* _Problem description_
The records below need retyping in full; give them again exactly.

* _Data supplied_
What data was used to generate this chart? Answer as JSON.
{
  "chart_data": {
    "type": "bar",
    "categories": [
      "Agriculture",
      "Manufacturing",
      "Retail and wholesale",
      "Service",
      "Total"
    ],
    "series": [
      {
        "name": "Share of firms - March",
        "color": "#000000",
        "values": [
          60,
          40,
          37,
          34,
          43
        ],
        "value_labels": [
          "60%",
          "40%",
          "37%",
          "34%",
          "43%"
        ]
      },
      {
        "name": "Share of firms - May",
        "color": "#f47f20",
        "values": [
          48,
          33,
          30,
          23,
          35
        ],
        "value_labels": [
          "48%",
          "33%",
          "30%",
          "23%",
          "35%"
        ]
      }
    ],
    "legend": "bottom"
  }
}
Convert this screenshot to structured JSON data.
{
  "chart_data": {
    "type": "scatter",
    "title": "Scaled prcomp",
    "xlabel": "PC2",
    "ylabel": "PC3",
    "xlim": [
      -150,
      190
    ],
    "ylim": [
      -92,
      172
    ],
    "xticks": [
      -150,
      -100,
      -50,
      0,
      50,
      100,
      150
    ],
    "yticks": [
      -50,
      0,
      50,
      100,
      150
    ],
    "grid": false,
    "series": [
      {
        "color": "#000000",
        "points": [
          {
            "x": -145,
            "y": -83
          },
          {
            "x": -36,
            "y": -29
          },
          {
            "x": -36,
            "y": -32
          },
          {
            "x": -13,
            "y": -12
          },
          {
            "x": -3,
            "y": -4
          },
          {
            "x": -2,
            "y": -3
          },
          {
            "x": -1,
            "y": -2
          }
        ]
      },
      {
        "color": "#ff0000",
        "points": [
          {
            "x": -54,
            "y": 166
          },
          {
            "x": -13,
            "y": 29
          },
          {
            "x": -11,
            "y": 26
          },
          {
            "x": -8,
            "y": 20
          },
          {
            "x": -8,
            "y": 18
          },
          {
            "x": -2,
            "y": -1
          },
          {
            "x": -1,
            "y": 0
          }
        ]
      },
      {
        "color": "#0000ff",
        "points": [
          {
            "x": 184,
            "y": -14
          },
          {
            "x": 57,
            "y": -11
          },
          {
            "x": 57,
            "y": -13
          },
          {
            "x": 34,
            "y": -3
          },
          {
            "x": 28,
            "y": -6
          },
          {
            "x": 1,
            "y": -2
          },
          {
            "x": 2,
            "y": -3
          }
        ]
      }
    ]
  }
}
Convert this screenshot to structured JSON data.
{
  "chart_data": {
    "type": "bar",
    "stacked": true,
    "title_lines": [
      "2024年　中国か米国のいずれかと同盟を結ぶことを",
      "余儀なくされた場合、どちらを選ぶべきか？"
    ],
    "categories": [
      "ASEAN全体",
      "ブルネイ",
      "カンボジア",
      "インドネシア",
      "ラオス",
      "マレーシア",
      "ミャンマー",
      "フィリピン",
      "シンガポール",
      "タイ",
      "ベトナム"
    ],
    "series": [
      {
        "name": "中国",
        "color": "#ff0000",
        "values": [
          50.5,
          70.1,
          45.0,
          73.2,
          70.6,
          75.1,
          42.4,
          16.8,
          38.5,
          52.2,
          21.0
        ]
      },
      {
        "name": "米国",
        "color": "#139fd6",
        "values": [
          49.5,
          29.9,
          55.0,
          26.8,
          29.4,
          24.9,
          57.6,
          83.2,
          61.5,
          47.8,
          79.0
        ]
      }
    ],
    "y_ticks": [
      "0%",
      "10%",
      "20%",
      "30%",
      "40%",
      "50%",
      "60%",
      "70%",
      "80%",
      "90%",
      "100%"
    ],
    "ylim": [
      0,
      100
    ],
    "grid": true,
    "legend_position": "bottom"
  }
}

* _The completed task_
What data was used to generate this chart? Answer as JSON.
{
  "chart_data": {
    "type": "bar",
    "categories": [
      "Agriculture",
      "Manufacturing",
      "Retail and wholesale",
      "Service",
      "Total"
    ],
    "series": [
      {
        "name": "Share of firms - March",
        "color": "#000000",
        "values": [
          60,
          40,
          37,
          34,
          43
        ],
        "value_labels": [
          "60%",
          "40%",
          "37%",
          "34%",
          "43%"
        ]
      },
      {
        "name": "Share of firms - May",
        "color": "#f47f20",
        "values": [
          48,
          33,
          30,
          23,
          35
        ],
        "value_labels": [
          "48%",
          "33%",
          "30%",
          "23%",
          "35%"
        ]
      }
    ],
    "legend": "bottom"
  }
}
Convert this screenshot to structured JSON data.
{
  "chart_data": {
    "type": "scatter",
    "title": "Scaled prcomp",
    "xlabel": "PC2",
    "ylabel": "PC3",
    "xlim": [
      -150,
      190
    ],
    "ylim": [
      -92,
      172
    ],
    "xticks": [
      -150,
      -100,
      -50,
      0,
      50,
      100,
      150
    ],
    "yticks": [
      -50,
      0,
      50,
      100,
      150
    ],
    "grid": false,
    "series": [
      {
        "color": "#000000",
        "points": [
          {
            "x": -145,
            "y": -83
          },
          {
            "x": -36,
            "y": -29
          },
          {
            "x": -36,
            "y": -32
          },
          {
            "x": -13,
            "y": -12
          },
          {
            "x": -3,
            "y": -4
          },
          {
            "x": -2,
            "y": -3
          },
          {
            "x": -1,
            "y": -2
          }
        ]
      },
      {
        "color": "#ff0000",
        "points": [
          {
            "x": -54,
            "y": 166
          },
          {
            "x": -13,
            "y": 29
          },
          {
            "x": -11,
            "y": 26
          },
          {
            "x": -8,
            "y": 20
          },
          {
            "x": -8,
            "y": 18
          },
          {
            "x": -2,
            "y": -1
          },
          {
            "x": -1,
            "y": 0
          }
        ]
      },
      {
        "color": "#0000ff",
        "points": [
          {
            "x": 184,
            "y": -14
          },
          {
            "x": 57,
            "y": -11
          },
          {
            "x": 57,
            "y": -13
          },
          {
            "x": 34,
            "y": -3
          },
          {
            "x": 28,
            "y": -6
          },
          {
            "x": 1,
            "y": -2
          },
          {
            "x": 2,
            "y": -3
          }
        ]
      }
    ]
  }
}
Convert this screenshot to structured JSON data.
{
  "chart_data": {
    "type": "bar",
    "stacked": true,
    "title_lines": [
      "2024年　中国か米国のいずれかと同盟を結ぶことを",
      "余儀なくされた場合、どちらを選ぶべきか？"
    ],
    "categories": [
      "ASEAN全体",
      "ブルネイ",
      "カンボジア",
      "インドネシア",
      "ラオス",
      "マレーシア",
      "ミャンマー",
      "フィリピン",
      "シンガポール",
      "タイ",
      "ベトナム"
    ],
    "series": [
      {
        "name": "中国",
        "color": "#ff0000",
        "values": [
          50.5,
          70.1,
          45.0,
          73.2,
          70.6,
          75.1,
          42.4,
          16.8,
          38.5,
          52.2,
          21.0
        ]
      },
      {
        "name": "米国",
        "color": "#139fd6",
        "values": [
          49.5,
          29.9,
          55.0,
          26.8,
          29.4,
          24.9,
          57.6,
          83.2,
          61.5,
          47.8,
          79.0
        ]
      }
    ],
    "y_ticks": [
      "0%",
      "10%",
      "20%",
      "30%",
      "40%",
      "50%",
      "60%",
      "70%",
      "80%",
      "90%",
      "100%"
    ],
    "ylim": [
      0,
      100
    ],
    "grid": true,
    "legend_position": "bottom"
  }
}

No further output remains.